◆ **Task description**: Reproduce the interview on gold buying in China and India from "Still most of" up to and including "that phenomenon spreading?", replacing "bangles" with "anklets".

◆ **Page excerpt**:
---
In the last couple of years in China, we've seen the development of what I call a Gold Investment infrastructure. There were no outlets for gold a couple of years ago. If you wanted to buy a gold bar, there wasn't a mechanism in China for somebody to do that. But now, a Chinese individual can go into a bank across the country and buy a small gold bar or a gold coin. Or the working-class person with not a lot of funds can open up a passbook- or a savings-type account denominated in gold and make very small contributions or deposits into that virtually of any size. You might find somebody adding a few grams every month.

HAI: Are Chinese buyers purchasing gold because they perceive it to be a better investment or a better way to preserve wealth?

Jeff Nichols: Part of it is the cultural phenomena in which gold has for centuries been perceived as a store of wealth and a form of saving. So if income is rising in China, and savings are increasing, then I think there's a natural inclination for some portion of that savings to find its way into gold. It may not be necessarily that Chinese are concerned about hyperinflation or political upheaval. It's simply a natural thing for them to do.
 
HAI: How does the gold culture in India differ?

Jeff Nichols: For many years, India has been a sponge for gold. But what's happening is that the Indian market was very fragmented and sort of nonrational, until changes begun in the last few years have modernized and Westernized the market.

Still most of the investment demand in India is for gold jewelry at high caratage, often 22 or 24 carat gold. So it's pure gold, but in the form of bangles and bracelets and chains and necklaces and the like. And it's been culturally the custom to give dowries in gold or as a gift on the birth of a child or a wedding or some other important event. It's considered propitious. To have gold is considered to be not only a symbol of wealth but something that brings good luck.

HAI: Is that phenomenon spreading?

Jeff Nichols: Incomes are rising for more and more people. So, as in China where rising incomes find their way into gold, so does it in India. But in India, what we also have is the market going from a sort of archaic form where you would go into a bazaar and stop at a jewelry shop to Buy Gold jewelry, to the popularization of investment products that might be more common in the United States or Western Europe. In Mumbai there's now a gold ETF, and gold is now being offered not just in jewelry shops, but by brokerage firms and insurance companies and over the internet.
---
◆ **Data entries**:
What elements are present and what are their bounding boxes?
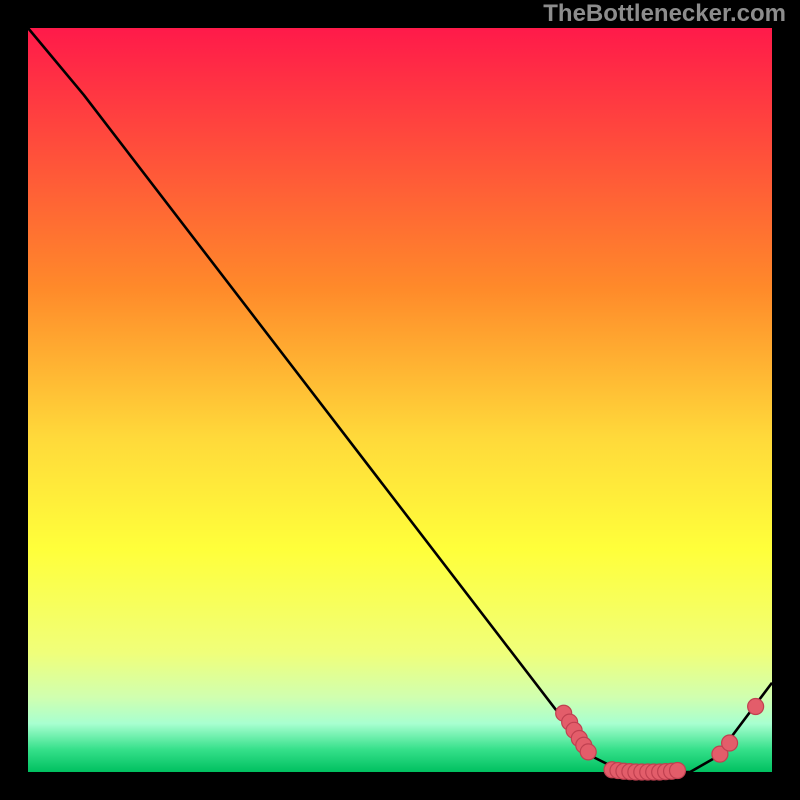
---
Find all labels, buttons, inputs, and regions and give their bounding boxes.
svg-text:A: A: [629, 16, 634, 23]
---
◆ **Answer for the task**:
Still most of the investment demand in India is for gold jewelry at high caratage, often 22 or 24 carat gold. So it's pure gold, but in the form of anklets and bracelets and chains and necklaces and the like. And it's been culturally the custom to give dowries in gold or as a gift on the birth of a child or a wedding or some other important event. It's considered propitious. To have gold is considered to be not only a symbol of wealth but something that brings good luck.

HAI: Is that phenomenon spreading?